* Start *
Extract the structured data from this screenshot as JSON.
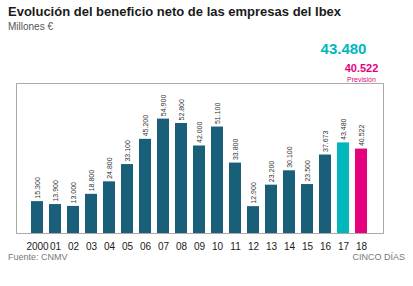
{
  "chart_data": {
    "type": "bar",
    "title": "Evolución del beneficio neto de las empresas del Ibex",
    "subtitle": "Millones €",
    "source": "Fuente: CNMV",
    "brand": "CINCO DÍAS",
    "categories": [
      "2000",
      "01",
      "02",
      "03",
      "04",
      "05",
      "06",
      "07",
      "08",
      "09",
      "10",
      "11",
      "12",
      "13",
      "14",
      "15",
      "16",
      "17",
      "18"
    ],
    "values": [
      15300,
      13900,
      13000,
      18800,
      24800,
      33100,
      45200,
      54900,
      52800,
      42000,
      51100,
      33800,
      12900,
      23200,
      30100,
      23500,
      37673,
      43480,
      40522
    ],
    "value_labels": [
      "15.300",
      "13.900",
      "13.000",
      "18.800",
      "24.800",
      "33.100",
      "45.200",
      "54.900",
      "52.800",
      "42.000",
      "51.100",
      "33.800",
      "12.900",
      "23.200",
      "30.100",
      "23.500",
      "37.673",
      "43.480",
      "40.522"
    ],
    "colors": [
      "#1a5f7a",
      "#1a5f7a",
      "#1a5f7a",
      "#1a5f7a",
      "#1a5f7a",
      "#1a5f7a",
      "#1a5f7a",
      "#1a5f7a",
      "#1a5f7a",
      "#1a5f7a",
      "#1a5f7a",
      "#1a5f7a",
      "#1a5f7a",
      "#1a5f7a",
      "#1a5f7a",
      "#1a5f7a",
      "#1a5f7a",
      "#00b8bc",
      "#e5007d"
    ],
    "annotations": [
      {
        "text": "43.480",
        "color": "#00b8bc",
        "category": "17"
      },
      {
        "text": "40.522",
        "color": "#e5007d",
        "category": "18"
      },
      {
        "text": "Previsión",
        "color": "#e5007d",
        "category": "18"
      }
    ],
    "ylim": [
      0,
      72000
    ],
    "data_labels": true,
    "tick_labels": "x",
    "grid": false
  }
}
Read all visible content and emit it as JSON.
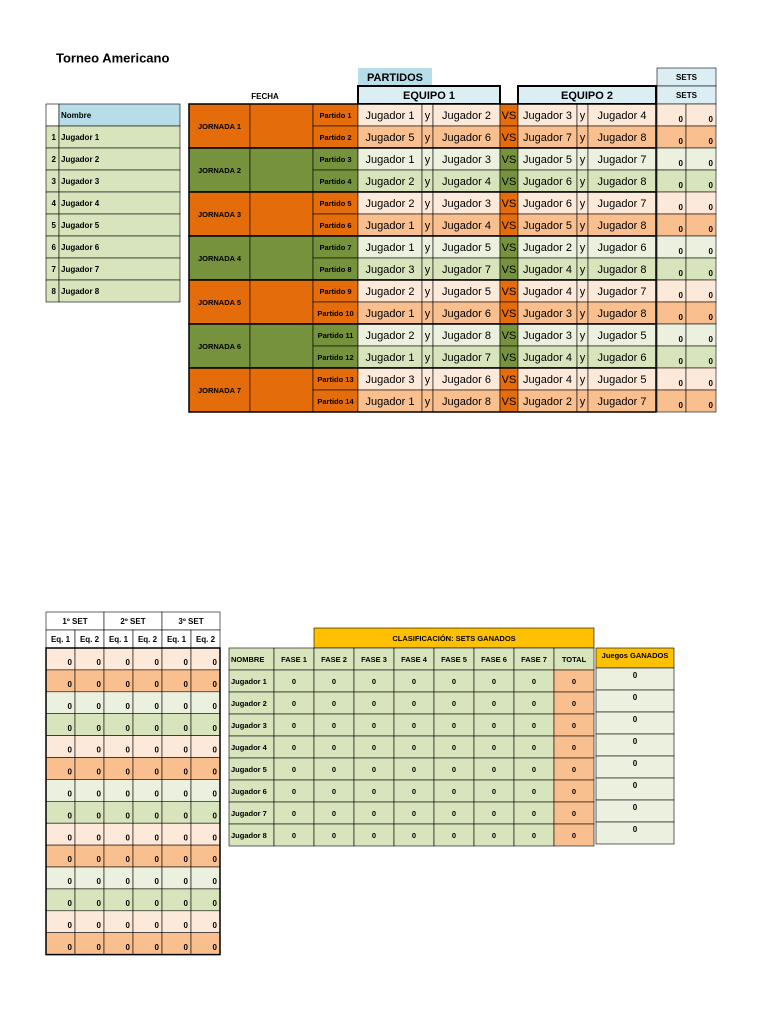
{
  "title": "Torneo Americano",
  "players": {
    "header": "Nombre",
    "rows": [
      {
        "number": 1,
        "name": "Jugador 1"
      },
      {
        "number": 2,
        "name": "Jugador 2"
      },
      {
        "number": 3,
        "name": "Jugador 3"
      },
      {
        "number": 4,
        "name": "Jugador 4"
      },
      {
        "number": 5,
        "name": "Jugador 5"
      },
      {
        "number": 6,
        "name": "Jugador 6"
      },
      {
        "number": 7,
        "name": "Jugador 7"
      },
      {
        "number": 8,
        "name": "Jugador 8"
      }
    ]
  },
  "fixtures": {
    "partidos_label": "PARTIDOS",
    "fecha_label": "FECHA",
    "equipo1_label": "EQUIPO 1",
    "equipo2_label": "EQUIPO 2",
    "sets_labels": [
      "SETS",
      "SETS"
    ],
    "and_label": "y",
    "vs_label": "VS",
    "jornadas": [
      {
        "label": "JORNADA 1",
        "partidos": [
          {
            "label": "Partido 1",
            "equipo1": [
              "Jugador 1",
              "Jugador 2"
            ],
            "equipo2": [
              "Jugador 3",
              "Jugador 4"
            ],
            "sets": [
              0,
              0
            ]
          },
          {
            "label": "Partido 2",
            "equipo1": [
              "Jugador 5",
              "Jugador 6"
            ],
            "equipo2": [
              "Jugador 7",
              "Jugador 8"
            ],
            "sets": [
              0,
              0
            ]
          }
        ]
      },
      {
        "label": "JORNADA 2",
        "partidos": [
          {
            "label": "Partido 3",
            "equipo1": [
              "Jugador 1",
              "Jugador 3"
            ],
            "equipo2": [
              "Jugador 5",
              "Jugador 7"
            ],
            "sets": [
              0,
              0
            ]
          },
          {
            "label": "Partido 4",
            "equipo1": [
              "Jugador 2",
              "Jugador 4"
            ],
            "equipo2": [
              "Jugador 6",
              "Jugador 8"
            ],
            "sets": [
              0,
              0
            ]
          }
        ]
      },
      {
        "label": "JORNADA 3",
        "partidos": [
          {
            "label": "Partido 5",
            "equipo1": [
              "Jugador 2",
              "Jugador 3"
            ],
            "equipo2": [
              "Jugador 6",
              "Jugador 7"
            ],
            "sets": [
              0,
              0
            ]
          },
          {
            "label": "Partido 6",
            "equipo1": [
              "Jugador 1",
              "Jugador 4"
            ],
            "equipo2": [
              "Jugador 5",
              "Jugador 8"
            ],
            "sets": [
              0,
              0
            ]
          }
        ]
      },
      {
        "label": "JORNADA 4",
        "partidos": [
          {
            "label": "Partido 7",
            "equipo1": [
              "Jugador 1",
              "Jugador 5"
            ],
            "equipo2": [
              "Jugador 2",
              "Jugador 6"
            ],
            "sets": [
              0,
              0
            ]
          },
          {
            "label": "Partido 8",
            "equipo1": [
              "Jugador 3",
              "Jugador 7"
            ],
            "equipo2": [
              "Jugador 4",
              "Jugador 8"
            ],
            "sets": [
              0,
              0
            ]
          }
        ]
      },
      {
        "label": "JORNADA 5",
        "partidos": [
          {
            "label": "Partido 9",
            "equipo1": [
              "Jugador 2",
              "Jugador 5"
            ],
            "equipo2": [
              "Jugador 4",
              "Jugador 7"
            ],
            "sets": [
              0,
              0
            ]
          },
          {
            "label": "Partido 10",
            "equipo1": [
              "Jugador 1",
              "Jugador 6"
            ],
            "equipo2": [
              "Jugador 3",
              "Jugador 8"
            ],
            "sets": [
              0,
              0
            ]
          }
        ]
      },
      {
        "label": "JORNADA 6",
        "partidos": [
          {
            "label": "Partido 11",
            "equipo1": [
              "Jugador 2",
              "Jugador 8"
            ],
            "equipo2": [
              "Jugador 3",
              "Jugador 5"
            ],
            "sets": [
              0,
              0
            ]
          },
          {
            "label": "Partido 12",
            "equipo1": [
              "Jugador 1",
              "Jugador 7"
            ],
            "equipo2": [
              "Jugador 4",
              "Jugador 6"
            ],
            "sets": [
              0,
              0
            ]
          }
        ]
      },
      {
        "label": "JORNADA 7",
        "partidos": [
          {
            "label": "Partido 13",
            "equipo1": [
              "Jugador 3",
              "Jugador 6"
            ],
            "equipo2": [
              "Jugador 4",
              "Jugador 5"
            ],
            "sets": [
              0,
              0
            ]
          },
          {
            "label": "Partido 14",
            "equipo1": [
              "Jugador 1",
              "Jugador 8"
            ],
            "equipo2": [
              "Jugador 2",
              "Jugador 7"
            ],
            "sets": [
              0,
              0
            ]
          }
        ]
      }
    ]
  },
  "set_scores": {
    "set_labels": [
      "1º SET",
      "2º SET",
      "3º SET"
    ],
    "team_labels": [
      "Eq. 1",
      "Eq. 2",
      "Eq. 1",
      "Eq. 2",
      "Eq. 1",
      "Eq. 2"
    ],
    "rows": [
      [
        0,
        0,
        0,
        0,
        0,
        0
      ],
      [
        0,
        0,
        0,
        0,
        0,
        0
      ],
      [
        0,
        0,
        0,
        0,
        0,
        0
      ],
      [
        0,
        0,
        0,
        0,
        0,
        0
      ],
      [
        0,
        0,
        0,
        0,
        0,
        0
      ],
      [
        0,
        0,
        0,
        0,
        0,
        0
      ],
      [
        0,
        0,
        0,
        0,
        0,
        0
      ],
      [
        0,
        0,
        0,
        0,
        0,
        0
      ],
      [
        0,
        0,
        0,
        0,
        0,
        0
      ],
      [
        0,
        0,
        0,
        0,
        0,
        0
      ],
      [
        0,
        0,
        0,
        0,
        0,
        0
      ],
      [
        0,
        0,
        0,
        0,
        0,
        0
      ],
      [
        0,
        0,
        0,
        0,
        0,
        0
      ],
      [
        0,
        0,
        0,
        0,
        0,
        0
      ]
    ]
  },
  "classification": {
    "title": "CLASIFICACIÓN: SETS GANADOS",
    "columns": [
      "NOMBRE",
      "FASE 1",
      "FASE 2",
      "FASE 3",
      "FASE 4",
      "FASE 5",
      "FASE 6",
      "FASE 7",
      "TOTAL"
    ],
    "rows": [
      [
        "Jugador 1",
        0,
        0,
        0,
        0,
        0,
        0,
        0,
        0
      ],
      [
        "Jugador 2",
        0,
        0,
        0,
        0,
        0,
        0,
        0,
        0
      ],
      [
        "Jugador 3",
        0,
        0,
        0,
        0,
        0,
        0,
        0,
        0
      ],
      [
        "Jugador 4",
        0,
        0,
        0,
        0,
        0,
        0,
        0,
        0
      ],
      [
        "Jugador 5",
        0,
        0,
        0,
        0,
        0,
        0,
        0,
        0
      ],
      [
        "Jugador 6",
        0,
        0,
        0,
        0,
        0,
        0,
        0,
        0
      ],
      [
        "Jugador 7",
        0,
        0,
        0,
        0,
        0,
        0,
        0,
        0
      ],
      [
        "Jugador 8",
        0,
        0,
        0,
        0,
        0,
        0,
        0,
        0
      ]
    ],
    "games_title": "Juegos GANADOS",
    "games": [
      0,
      0,
      0,
      0,
      0,
      0,
      0,
      0
    ]
  }
}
* End *
■ GIVEN EXERCISE
Collect from the data above every line that includes "JSON".

■ RESPONSE TO THE TASK
Extract the structured data from this screenshot as JSON.
Read all visible content and emit it as JSON.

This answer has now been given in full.